Items from a data source:
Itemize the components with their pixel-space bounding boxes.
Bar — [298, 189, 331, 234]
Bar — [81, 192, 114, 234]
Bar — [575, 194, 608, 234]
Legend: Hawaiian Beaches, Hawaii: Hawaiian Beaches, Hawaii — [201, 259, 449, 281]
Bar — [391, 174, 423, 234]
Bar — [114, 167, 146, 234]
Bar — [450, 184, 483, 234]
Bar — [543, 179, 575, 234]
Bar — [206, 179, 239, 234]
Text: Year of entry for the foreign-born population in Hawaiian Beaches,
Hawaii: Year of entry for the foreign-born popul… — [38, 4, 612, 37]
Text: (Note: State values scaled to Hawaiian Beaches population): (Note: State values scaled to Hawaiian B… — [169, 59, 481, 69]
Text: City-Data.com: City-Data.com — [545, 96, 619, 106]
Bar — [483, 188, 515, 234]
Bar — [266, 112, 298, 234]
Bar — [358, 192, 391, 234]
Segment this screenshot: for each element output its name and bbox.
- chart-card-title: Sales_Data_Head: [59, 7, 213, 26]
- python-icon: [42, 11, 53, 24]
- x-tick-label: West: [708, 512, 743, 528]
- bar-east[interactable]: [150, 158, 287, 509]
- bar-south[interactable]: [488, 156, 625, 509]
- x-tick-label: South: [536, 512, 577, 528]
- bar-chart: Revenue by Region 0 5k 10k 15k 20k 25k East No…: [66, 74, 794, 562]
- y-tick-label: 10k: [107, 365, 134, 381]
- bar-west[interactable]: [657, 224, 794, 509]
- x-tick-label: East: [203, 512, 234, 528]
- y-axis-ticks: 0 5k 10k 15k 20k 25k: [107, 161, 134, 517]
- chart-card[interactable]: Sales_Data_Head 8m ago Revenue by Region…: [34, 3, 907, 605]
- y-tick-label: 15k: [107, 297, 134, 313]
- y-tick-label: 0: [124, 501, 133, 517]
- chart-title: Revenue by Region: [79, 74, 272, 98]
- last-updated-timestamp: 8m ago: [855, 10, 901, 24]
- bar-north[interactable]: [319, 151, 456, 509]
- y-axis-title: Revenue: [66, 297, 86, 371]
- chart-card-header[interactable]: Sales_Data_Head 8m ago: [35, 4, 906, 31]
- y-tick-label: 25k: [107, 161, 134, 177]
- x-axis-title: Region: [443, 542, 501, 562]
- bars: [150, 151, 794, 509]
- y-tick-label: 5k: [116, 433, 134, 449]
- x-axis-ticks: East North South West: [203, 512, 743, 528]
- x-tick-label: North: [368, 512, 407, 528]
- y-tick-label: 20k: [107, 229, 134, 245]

• **What is needed**:
Turn every line of the listing above into a numbered list, leaving out any blank lines.

• **Result**:
1. Itemize the components with their pixel-space bounding boxes.
2. Bar — [298, 189, 331, 234]
3. Bar — [81, 192, 114, 234]
4. Bar — [575, 194, 608, 234]
5. Legend: Hawaiian Beaches, Hawaii: Hawaiian Beaches, Hawaii — [201, 259, 449, 281]
6. Bar — [391, 174, 423, 234]
7. Bar — [114, 167, 146, 234]
8. Bar — [450, 184, 483, 234]
9. Bar — [543, 179, 575, 234]
10. Bar — [206, 179, 239, 234]
11. Text: Year of entry for the foreign-born population in Hawaiian Beaches,
12. Hawaii: Year of entry for the foreign-born popul… — [38, 4, 612, 37]
13. Text: (Note: State values scaled to Hawaiian Beaches population): (Note: State values scaled to Hawaiian B… — [169, 59, 481, 69]
14. Text: City-Data.com: City-Data.com — [545, 96, 619, 106]
15. Bar — [483, 188, 515, 234]
16. Bar — [266, 112, 298, 234]
17. Bar — [358, 192, 391, 234]
18. Segment this screenshot: for each element output its name and bbox.
19. - chart-card-title: Sales_Data_Head: [59, 7, 213, 26]
20. - python-icon: [42, 11, 53, 24]
21. - x-tick-label: West: [708, 512, 743, 528]
22. - bar-east[interactable]: [150, 158, 287, 509]
23. - bar-south[interactable]: [488, 156, 625, 509]
24. - x-tick-label: South: [536, 512, 577, 528]
25. - bar-chart: Revenue by Region 0 5k 10k 15k 20k 25k East No…: [66, 74, 794, 562]
26. - y-tick-label: 10k: [107, 365, 134, 381]
27. - bar-west[interactable]: [657, 224, 794, 509]
28. - x-tick-label: East: [203, 512, 234, 528]
29. - y-axis-ticks: 0 5k 10k 15k 20k 25k: [107, 161, 134, 517]
30. - chart-card[interactable]: Sales_Data_Head 8m ago Revenue by Region…: [34, 3, 907, 605]
31. - y-tick-label: 15k: [107, 297, 134, 313]
32. - y-tick-label: 0: [124, 501, 133, 517]
33. - chart-title: Revenue by Region: [79, 74, 272, 98]
34. - last-updated-timestamp: 8m ago: [855, 10, 901, 24]
35. - bar-north[interactable]: [319, 151, 456, 509]
36. - y-axis-title: Revenue: [66, 297, 86, 371]
37. - chart-card-header[interactable]: Sales_Data_Head 8m ago: [35, 4, 906, 31]
38. - y-tick-label: 25k: [107, 161, 134, 177]
39. - x-axis-title: Region: [443, 542, 501, 562]
40. - bars: [150, 151, 794, 509]
41. - y-tick-label: 5k: [116, 433, 134, 449]
42. - x-axis-ticks: East North South West: [203, 512, 743, 528]
43. - x-tick-label: North: [368, 512, 407, 528]
44. - y-tick-label: 20k: [107, 229, 134, 245]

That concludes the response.